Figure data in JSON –
———
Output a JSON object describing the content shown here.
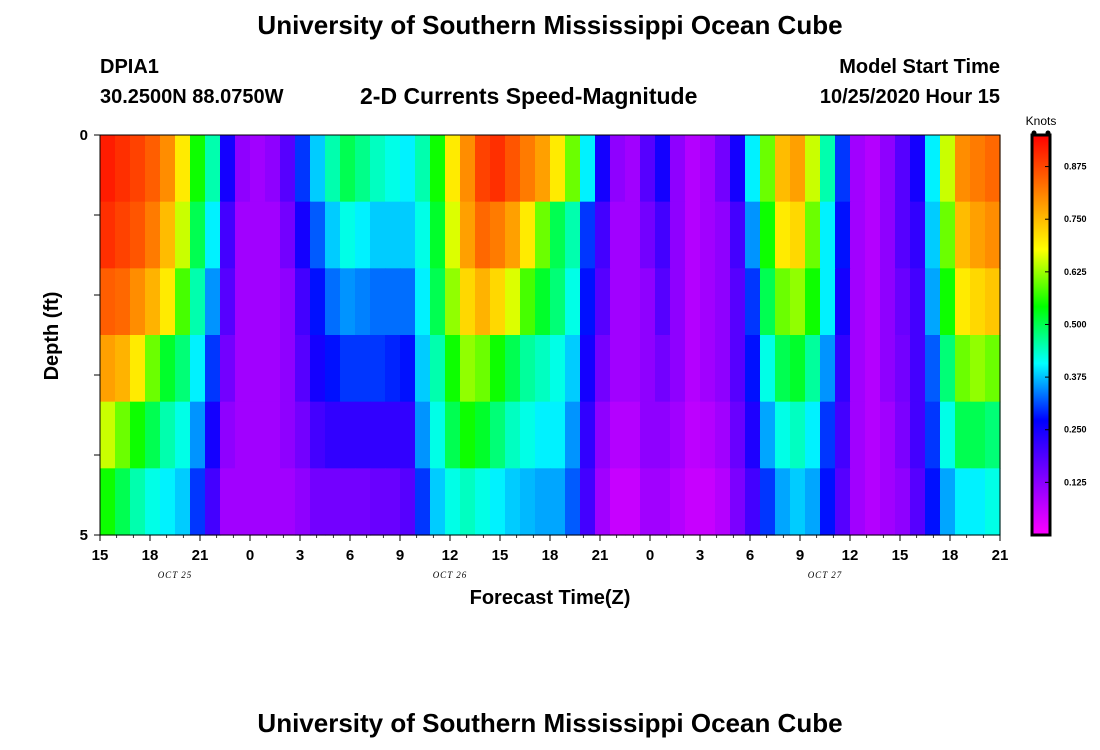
{
  "page": {
    "title": "University of Southern Mississippi Ocean Cube",
    "footer_title": "University of Southern Mississippi Ocean Cube",
    "station_id": "DPIA1",
    "station_coords": "30.2500N 88.0750W",
    "subtitle": "2-D Currents Speed-Magnitude",
    "model_start_label": "Model Start Time",
    "model_start_value": "10/25/2020 Hour 15"
  },
  "chart_data": {
    "type": "heatmap",
    "title": "2-D Currents Speed-Magnitude",
    "xlabel": "Forecast Time(Z)",
    "ylabel": "Depth (ft)",
    "x_tick_labels": [
      "15",
      "18",
      "21",
      "0",
      "3",
      "6",
      "9",
      "12",
      "15",
      "18",
      "21",
      "0",
      "3",
      "6",
      "9",
      "12",
      "15",
      "18",
      "21"
    ],
    "date_labels": [
      {
        "label": "OCT 25",
        "hour_index": 4.5
      },
      {
        "label": "OCT 26",
        "hour_index": 21
      },
      {
        "label": "OCT 27",
        "hour_index": 43.5
      }
    ],
    "y_tick_labels": [
      "0",
      "5"
    ],
    "ylim": [
      0,
      5
    ],
    "x_hours": 54,
    "depth_layers": 5,
    "colorbar": {
      "title": "Knots",
      "tick_labels": [
        "0.875",
        "0.750",
        "0.625",
        "0.500",
        "0.375",
        "0.250",
        "0.125"
      ],
      "tick_values": [
        0.875,
        0.75,
        0.625,
        0.5,
        0.375,
        0.25,
        0.125
      ],
      "range": [
        0.0,
        0.95
      ],
      "colors": [
        "#ff00ff",
        "#8000ff",
        "#0000ff",
        "#00ffff",
        "#00ff00",
        "#ffff00",
        "#ff8000",
        "#ff0000"
      ]
    },
    "grid": false,
    "speed_knots": [
      [
        0.92,
        0.9,
        0.88,
        0.85,
        0.8,
        0.7,
        0.55,
        0.45,
        0.25,
        0.12,
        0.1,
        0.12,
        0.18,
        0.3,
        0.38,
        0.45,
        0.5,
        0.47,
        0.44,
        0.42,
        0.4,
        0.45,
        0.55,
        0.7,
        0.8,
        0.88,
        0.9,
        0.86,
        0.82,
        0.78,
        0.7,
        0.6,
        0.4,
        0.25,
        0.12,
        0.1,
        0.18,
        0.25,
        0.12,
        0.08,
        0.1,
        0.15,
        0.25,
        0.4,
        0.6,
        0.75,
        0.78,
        0.65,
        0.45,
        0.3,
        0.1,
        0.08,
        0.12,
        0.18,
        0.25,
        0.4,
        0.65,
        0.8,
        0.82,
        0.84
      ],
      [
        0.9,
        0.88,
        0.86,
        0.82,
        0.75,
        0.65,
        0.5,
        0.4,
        0.2,
        0.1,
        0.1,
        0.1,
        0.15,
        0.25,
        0.32,
        0.38,
        0.42,
        0.4,
        0.38,
        0.38,
        0.38,
        0.42,
        0.52,
        0.66,
        0.78,
        0.84,
        0.82,
        0.78,
        0.7,
        0.6,
        0.5,
        0.45,
        0.3,
        0.2,
        0.1,
        0.1,
        0.15,
        0.2,
        0.12,
        0.08,
        0.1,
        0.12,
        0.2,
        0.35,
        0.55,
        0.7,
        0.72,
        0.6,
        0.4,
        0.28,
        0.1,
        0.08,
        0.12,
        0.18,
        0.22,
        0.38,
        0.6,
        0.75,
        0.78,
        0.8
      ],
      [
        0.85,
        0.84,
        0.8,
        0.76,
        0.7,
        0.58,
        0.45,
        0.35,
        0.18,
        0.1,
        0.1,
        0.1,
        0.12,
        0.2,
        0.28,
        0.33,
        0.35,
        0.34,
        0.33,
        0.33,
        0.33,
        0.4,
        0.5,
        0.62,
        0.72,
        0.76,
        0.72,
        0.66,
        0.58,
        0.52,
        0.48,
        0.42,
        0.28,
        0.18,
        0.1,
        0.1,
        0.12,
        0.18,
        0.12,
        0.08,
        0.1,
        0.12,
        0.18,
        0.3,
        0.5,
        0.6,
        0.62,
        0.55,
        0.4,
        0.25,
        0.1,
        0.08,
        0.12,
        0.16,
        0.2,
        0.36,
        0.55,
        0.7,
        0.72,
        0.74
      ],
      [
        0.78,
        0.76,
        0.7,
        0.6,
        0.52,
        0.48,
        0.4,
        0.3,
        0.15,
        0.1,
        0.1,
        0.1,
        0.12,
        0.18,
        0.25,
        0.28,
        0.3,
        0.3,
        0.3,
        0.29,
        0.28,
        0.38,
        0.45,
        0.55,
        0.62,
        0.6,
        0.55,
        0.5,
        0.46,
        0.44,
        0.42,
        0.38,
        0.25,
        0.15,
        0.1,
        0.1,
        0.12,
        0.15,
        0.12,
        0.08,
        0.1,
        0.12,
        0.18,
        0.28,
        0.42,
        0.5,
        0.52,
        0.46,
        0.35,
        0.22,
        0.1,
        0.08,
        0.12,
        0.15,
        0.2,
        0.32,
        0.48,
        0.6,
        0.62,
        0.6
      ],
      [
        0.65,
        0.6,
        0.55,
        0.5,
        0.45,
        0.42,
        0.35,
        0.25,
        0.12,
        0.1,
        0.1,
        0.1,
        0.12,
        0.15,
        0.2,
        0.22,
        0.22,
        0.22,
        0.22,
        0.22,
        0.22,
        0.35,
        0.42,
        0.5,
        0.55,
        0.52,
        0.48,
        0.44,
        0.42,
        0.4,
        0.4,
        0.35,
        0.22,
        0.12,
        0.08,
        0.08,
        0.12,
        0.12,
        0.1,
        0.07,
        0.08,
        0.1,
        0.16,
        0.24,
        0.36,
        0.42,
        0.44,
        0.4,
        0.3,
        0.2,
        0.1,
        0.08,
        0.1,
        0.14,
        0.2,
        0.3,
        0.42,
        0.5,
        0.5,
        0.48
      ],
      [
        0.55,
        0.5,
        0.45,
        0.42,
        0.4,
        0.38,
        0.3,
        0.2,
        0.1,
        0.1,
        0.1,
        0.1,
        0.1,
        0.12,
        0.15,
        0.15,
        0.15,
        0.15,
        0.16,
        0.16,
        0.18,
        0.3,
        0.38,
        0.42,
        0.44,
        0.42,
        0.4,
        0.38,
        0.37,
        0.36,
        0.36,
        0.32,
        0.2,
        0.1,
        0.06,
        0.06,
        0.1,
        0.1,
        0.08,
        0.06,
        0.06,
        0.08,
        0.14,
        0.2,
        0.3,
        0.36,
        0.38,
        0.36,
        0.28,
        0.18,
        0.1,
        0.08,
        0.1,
        0.12,
        0.18,
        0.28,
        0.36,
        0.4,
        0.4,
        0.42
      ]
    ]
  }
}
———
TO BE DONE – Reproduce the material word for word. Any pictures should be left out of the copy.

RESULT OF THIS TASK –
Output a JSON object describing the content shown here.
{
  "page": {
    "title": "University of Southern Mississippi Ocean Cube",
    "footer_title": "University of Southern Mississippi Ocean Cube",
    "station_id": "DPIA1",
    "station_coords": "30.2500N 88.0750W",
    "subtitle": "2-D Currents Speed-Magnitude",
    "model_start_label": "Model Start Time",
    "model_start_value": "10/25/2020 Hour 15"
  },
  "chart_data": {
    "type": "heatmap",
    "title": "2-D Currents Speed-Magnitude",
    "xlabel": "Forecast Time(Z)",
    "ylabel": "Depth (ft)",
    "x_tick_labels": [
      "15",
      "18",
      "21",
      "0",
      "3",
      "6",
      "9",
      "12",
      "15",
      "18",
      "21",
      "0",
      "3",
      "6",
      "9",
      "12",
      "15",
      "18",
      "21"
    ],
    "date_labels": [
      {
        "label": "OCT 25",
        "hour_index": 4.5
      },
      {
        "label": "OCT 26",
        "hour_index": 21
      },
      {
        "label": "OCT 27",
        "hour_index": 43.5
      }
    ],
    "y_tick_labels": [
      "0",
      "5"
    ],
    "ylim": [
      0,
      5
    ],
    "x_hours": 54,
    "depth_layers": 5,
    "colorbar": {
      "title": "Knots",
      "tick_labels": [
        "0.875",
        "0.750",
        "0.625",
        "0.500",
        "0.375",
        "0.250",
        "0.125"
      ],
      "tick_values": [
        0.875,
        0.75,
        0.625,
        0.5,
        0.375,
        0.25,
        0.125
      ],
      "range": [
        0.0,
        0.95
      ],
      "colors": [
        "#ff00ff",
        "#8000ff",
        "#0000ff",
        "#00ffff",
        "#00ff00",
        "#ffff00",
        "#ff8000",
        "#ff0000"
      ]
    },
    "grid": false,
    "speed_knots": [
      [
        0.92,
        0.9,
        0.88,
        0.85,
        0.8,
        0.7,
        0.55,
        0.45,
        0.25,
        0.12,
        0.1,
        0.12,
        0.18,
        0.3,
        0.38,
        0.45,
        0.5,
        0.47,
        0.44,
        0.42,
        0.4,
        0.45,
        0.55,
        0.7,
        0.8,
        0.88,
        0.9,
        0.86,
        0.82,
        0.78,
        0.7,
        0.6,
        0.4,
        0.25,
        0.12,
        0.1,
        0.18,
        0.25,
        0.12,
        0.08,
        0.1,
        0.15,
        0.25,
        0.4,
        0.6,
        0.75,
        0.78,
        0.65,
        0.45,
        0.3,
        0.1,
        0.08,
        0.12,
        0.18,
        0.25,
        0.4,
        0.65,
        0.8,
        0.82,
        0.84
      ],
      [
        0.9,
        0.88,
        0.86,
        0.82,
        0.75,
        0.65,
        0.5,
        0.4,
        0.2,
        0.1,
        0.1,
        0.1,
        0.15,
        0.25,
        0.32,
        0.38,
        0.42,
        0.4,
        0.38,
        0.38,
        0.38,
        0.42,
        0.52,
        0.66,
        0.78,
        0.84,
        0.82,
        0.78,
        0.7,
        0.6,
        0.5,
        0.45,
        0.3,
        0.2,
        0.1,
        0.1,
        0.15,
        0.2,
        0.12,
        0.08,
        0.1,
        0.12,
        0.2,
        0.35,
        0.55,
        0.7,
        0.72,
        0.6,
        0.4,
        0.28,
        0.1,
        0.08,
        0.12,
        0.18,
        0.22,
        0.38,
        0.6,
        0.75,
        0.78,
        0.8
      ],
      [
        0.85,
        0.84,
        0.8,
        0.76,
        0.7,
        0.58,
        0.45,
        0.35,
        0.18,
        0.1,
        0.1,
        0.1,
        0.12,
        0.2,
        0.28,
        0.33,
        0.35,
        0.34,
        0.33,
        0.33,
        0.33,
        0.4,
        0.5,
        0.62,
        0.72,
        0.76,
        0.72,
        0.66,
        0.58,
        0.52,
        0.48,
        0.42,
        0.28,
        0.18,
        0.1,
        0.1,
        0.12,
        0.18,
        0.12,
        0.08,
        0.1,
        0.12,
        0.18,
        0.3,
        0.5,
        0.6,
        0.62,
        0.55,
        0.4,
        0.25,
        0.1,
        0.08,
        0.12,
        0.16,
        0.2,
        0.36,
        0.55,
        0.7,
        0.72,
        0.74
      ],
      [
        0.78,
        0.76,
        0.7,
        0.6,
        0.52,
        0.48,
        0.4,
        0.3,
        0.15,
        0.1,
        0.1,
        0.1,
        0.12,
        0.18,
        0.25,
        0.28,
        0.3,
        0.3,
        0.3,
        0.29,
        0.28,
        0.38,
        0.45,
        0.55,
        0.62,
        0.6,
        0.55,
        0.5,
        0.46,
        0.44,
        0.42,
        0.38,
        0.25,
        0.15,
        0.1,
        0.1,
        0.12,
        0.15,
        0.12,
        0.08,
        0.1,
        0.12,
        0.18,
        0.28,
        0.42,
        0.5,
        0.52,
        0.46,
        0.35,
        0.22,
        0.1,
        0.08,
        0.12,
        0.15,
        0.2,
        0.32,
        0.48,
        0.6,
        0.62,
        0.6
      ],
      [
        0.65,
        0.6,
        0.55,
        0.5,
        0.45,
        0.42,
        0.35,
        0.25,
        0.12,
        0.1,
        0.1,
        0.1,
        0.12,
        0.15,
        0.2,
        0.22,
        0.22,
        0.22,
        0.22,
        0.22,
        0.22,
        0.35,
        0.42,
        0.5,
        0.55,
        0.52,
        0.48,
        0.44,
        0.42,
        0.4,
        0.4,
        0.35,
        0.22,
        0.12,
        0.08,
        0.08,
        0.12,
        0.12,
        0.1,
        0.07,
        0.08,
        0.1,
        0.16,
        0.24,
        0.36,
        0.42,
        0.44,
        0.4,
        0.3,
        0.2,
        0.1,
        0.08,
        0.1,
        0.14,
        0.2,
        0.3,
        0.42,
        0.5,
        0.5,
        0.48
      ],
      [
        0.55,
        0.5,
        0.45,
        0.42,
        0.4,
        0.38,
        0.3,
        0.2,
        0.1,
        0.1,
        0.1,
        0.1,
        0.1,
        0.12,
        0.15,
        0.15,
        0.15,
        0.15,
        0.16,
        0.16,
        0.18,
        0.3,
        0.38,
        0.42,
        0.44,
        0.42,
        0.4,
        0.38,
        0.37,
        0.36,
        0.36,
        0.32,
        0.2,
        0.1,
        0.06,
        0.06,
        0.1,
        0.1,
        0.08,
        0.06,
        0.06,
        0.08,
        0.14,
        0.2,
        0.3,
        0.36,
        0.38,
        0.36,
        0.28,
        0.18,
        0.1,
        0.08,
        0.1,
        0.12,
        0.18,
        0.28,
        0.36,
        0.4,
        0.4,
        0.42
      ]
    ]
  }
}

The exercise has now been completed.